PROBLEM STATEMENT>
Reproduce the lines exactly as they appear, starting with the line containing "stat-line: L.reuteri ZY15:P=0.171" and ending with the line containing "lreuteri-sign: - (324, 1583, 334, 1616)", both included.

[Dataset entries]
((
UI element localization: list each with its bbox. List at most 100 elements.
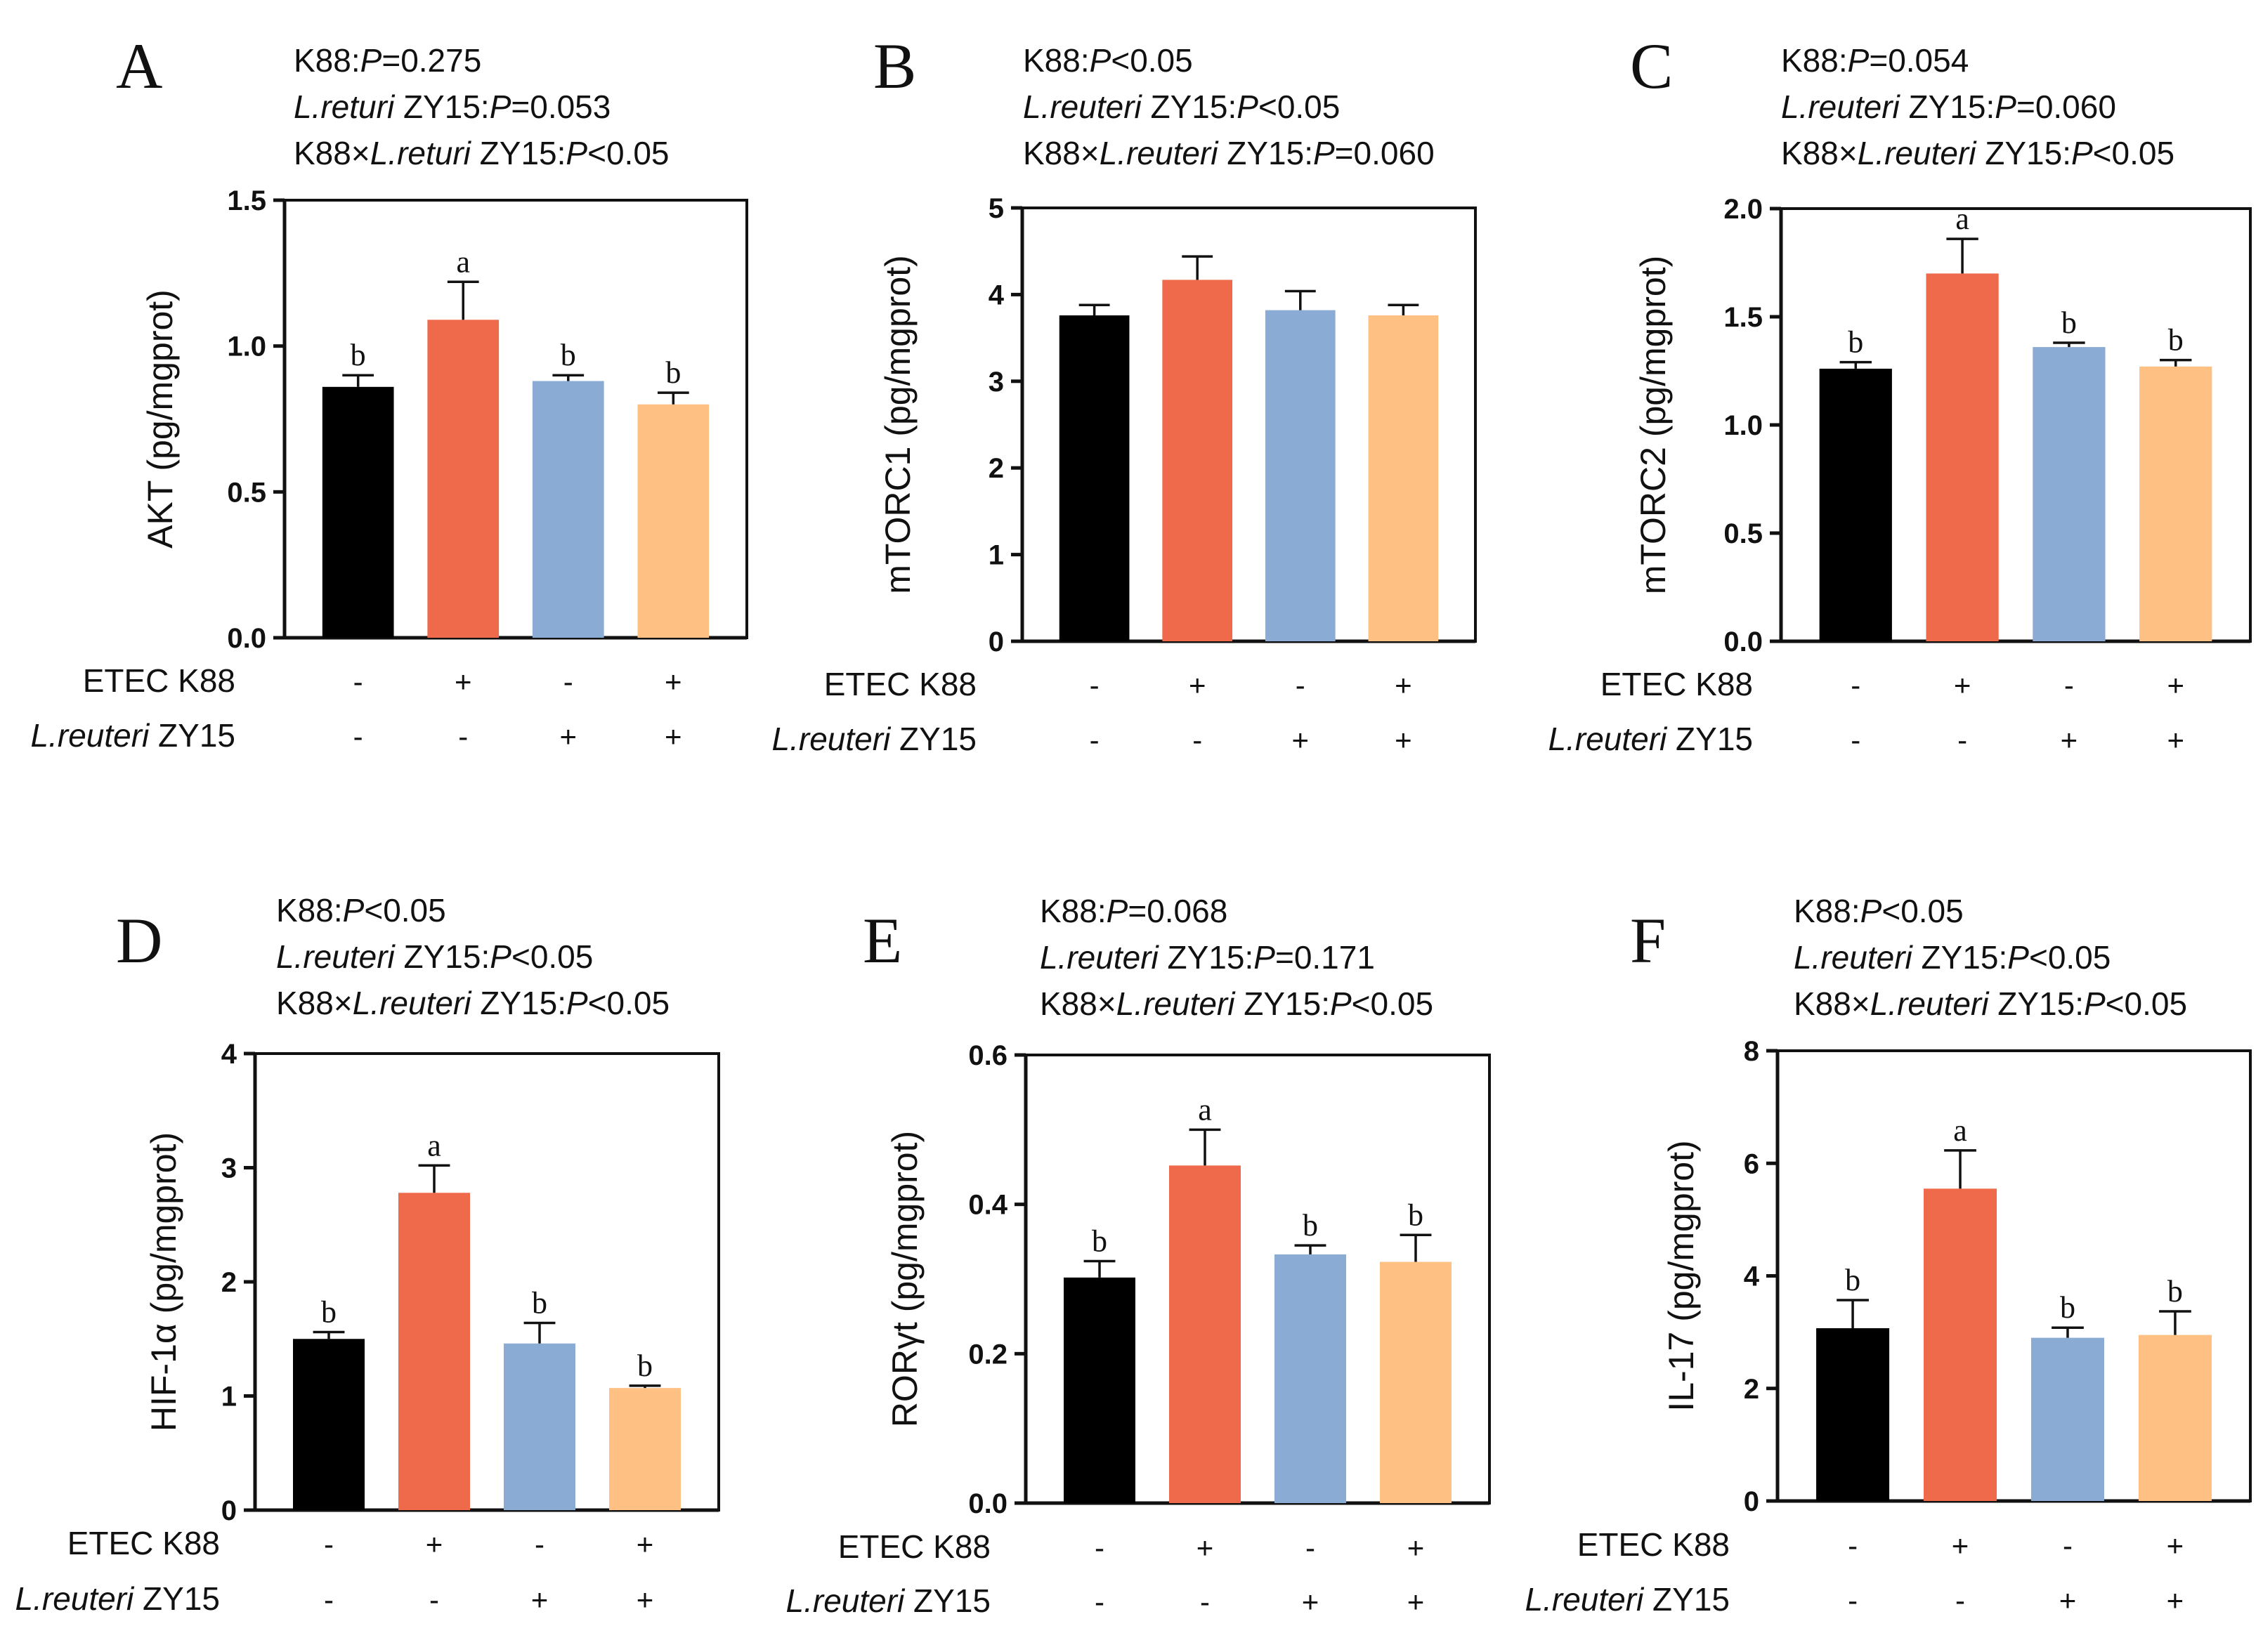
stat-line: L.reuteri ZY15:P=0.171 (1040, 939, 1375, 976)
stat-run: K88: (1781, 42, 1848, 79)
row-label-rest: ZY15 (890, 721, 977, 757)
etec-sign: + (1395, 669, 1412, 702)
stat-italic-run: L.reuteri (353, 985, 473, 1021)
y-axis-label: HIF-1α (pg/mgprot) (144, 1132, 183, 1431)
y-tick-label: 4 (989, 280, 1005, 310)
lreuteri-sign: - (324, 1583, 334, 1616)
bar (2138, 1335, 2212, 1501)
row-label-etec: ETEC K88 (67, 1525, 220, 1561)
lreuteri-sign: + (1395, 723, 1412, 756)
y-tick-label: 0.5 (227, 477, 266, 508)
stat-line: K88×L.reuteri ZY15:P=0.060 (1023, 135, 1435, 171)
y-tick-label: 1.0 (227, 332, 266, 362)
stat-run: ZY15: (1218, 135, 1313, 171)
stat-run: K88× (1040, 985, 1116, 1022)
etec-sign: - (535, 1528, 544, 1561)
etec-sign: + (2167, 669, 2184, 702)
bar (1926, 273, 1999, 641)
y-tick-label: 0.2 (968, 1339, 1007, 1370)
stat-run: <0.05 (2029, 939, 2111, 976)
stat-italic-run: P (1253, 939, 1275, 976)
etec-sign: - (1090, 669, 1100, 702)
stat-run: ZY15: (1912, 939, 2008, 976)
lreuteri-sign: - (1090, 723, 1100, 756)
y-tick-label: 6 (1744, 1148, 1759, 1179)
stat-italic-run: P (360, 42, 382, 79)
row-label-italic: L.reuteri (1548, 721, 1669, 757)
y-tick-label: 2 (1744, 1374, 1759, 1405)
stat-run: K88× (276, 985, 353, 1021)
bar (1380, 1261, 1452, 1503)
etec-sign: + (426, 1528, 443, 1561)
stat-run: K88× (294, 135, 370, 171)
bar (504, 1343, 575, 1510)
lreuteri-sign: + (1407, 1585, 1425, 1618)
stat-line: K88:P=0.275 (294, 42, 481, 79)
stat-line: K88×L.reuteri ZY15:P<0.05 (1781, 135, 2174, 171)
stat-run: ZY15: (1234, 985, 1330, 1022)
significance-letter: a (456, 244, 470, 279)
significance-letter: b (2168, 323, 2184, 358)
stat-line: L.reuteri ZY15:P=0.060 (1781, 88, 2116, 125)
stat-italic-run: L.reuteri (1040, 939, 1160, 976)
row-label-etec: ETEC K88 (838, 1528, 991, 1565)
etec-sign: + (1189, 669, 1206, 702)
stat-run: ZY15: (1988, 985, 2084, 1022)
row-label-rest: ZY15 (1643, 1581, 1730, 1618)
stat-run: =0.068 (1128, 893, 1227, 929)
etec-sign: - (1095, 1531, 1104, 1564)
bar (322, 386, 394, 638)
significance-letter: a (1953, 1113, 1967, 1148)
stat-italic-run: L.reuteri (1794, 939, 1914, 976)
etec-sign: - (353, 665, 363, 698)
bar (1816, 1328, 1890, 1501)
chart-panel-f: F K88:P<0.05L.reuteri ZY15:P<0.05K88×L.re… (1525, 893, 2252, 1618)
lreuteri-sign: + (665, 720, 682, 753)
stat-italic-run: P (1848, 42, 1870, 79)
significance-letter: b (2060, 1290, 2075, 1325)
stat-run: K88× (1794, 985, 1870, 1022)
row-label-italic: L.reuteri (772, 721, 892, 757)
panel-letter: E (863, 905, 902, 976)
row-label-lreuteri: L.reuteri ZY15 (31, 717, 235, 754)
y-tick-label: 1 (221, 1382, 237, 1412)
stat-run: <0.05 (1111, 42, 1192, 79)
lreuteri-sign: + (2167, 723, 2184, 756)
lreuteri-sign: - (1955, 1584, 1965, 1617)
lreuteri-sign: + (637, 1583, 654, 1616)
stat-run: ZY15: (471, 985, 566, 1021)
y-tick-label: 0.0 (1723, 627, 1763, 657)
row-label-lreuteri: L.reuteri ZY15 (772, 721, 977, 757)
stat-italic-run: L.returi (370, 135, 472, 171)
row-label-rest: ZY15 (149, 717, 235, 754)
panel-letter: C (1630, 30, 1673, 102)
stat-run: <0.05 (588, 985, 670, 1021)
row-label-etec: ETEC K88 (83, 662, 235, 699)
stat-italic-run: P (490, 88, 511, 125)
bar (293, 1339, 365, 1510)
stat-italic-run: L.reuteri (1116, 985, 1237, 1022)
stat-italic-run: P (566, 135, 587, 171)
bar (1064, 1277, 1135, 1503)
significance-letter: b (1408, 1198, 1423, 1232)
bar (637, 404, 710, 638)
lreuteri-sign: - (1095, 1585, 1104, 1618)
lreuteri-sign: + (531, 1583, 549, 1616)
stat-italic-run: L.reuteri (1870, 985, 1990, 1022)
significance-letter: a (1955, 202, 1969, 236)
bar (1274, 1254, 1346, 1503)
row-label-lreuteri: L.reuteri ZY15 (1548, 721, 1753, 757)
lreuteri-sign: + (1302, 1585, 1319, 1618)
stat-run: <0.05 (511, 938, 593, 975)
row-label-rest: ZY15 (1667, 721, 1753, 757)
stat-run: ZY15: (1976, 135, 2071, 171)
lreuteri-sign: - (458, 720, 468, 753)
lreuteri-sign: - (353, 720, 363, 753)
etec-sign: - (1851, 669, 1860, 702)
stat-italic-run: L.reuteri (1100, 135, 1220, 171)
lreuteri-sign: - (429, 1583, 439, 1616)
stat-run: ZY15: (394, 88, 490, 125)
bar (532, 381, 604, 638)
bar (398, 1193, 470, 1510)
))
EXERCISE SOLUTION>
stat-line: L.reuteri ZY15:P=0.171 (1040, 939, 1375, 976)
stat-run: K88: (1781, 42, 1848, 79)
row-label-rest: ZY15 (890, 721, 977, 757)
etec-sign: + (1395, 669, 1412, 702)
stat-italic-run: L.reuteri (353, 985, 473, 1021)
y-axis-label: HIF-1α (pg/mgprot) (144, 1132, 183, 1431)
y-tick-label: 4 (989, 280, 1005, 310)
lreuteri-sign: - (324, 1583, 334, 1616)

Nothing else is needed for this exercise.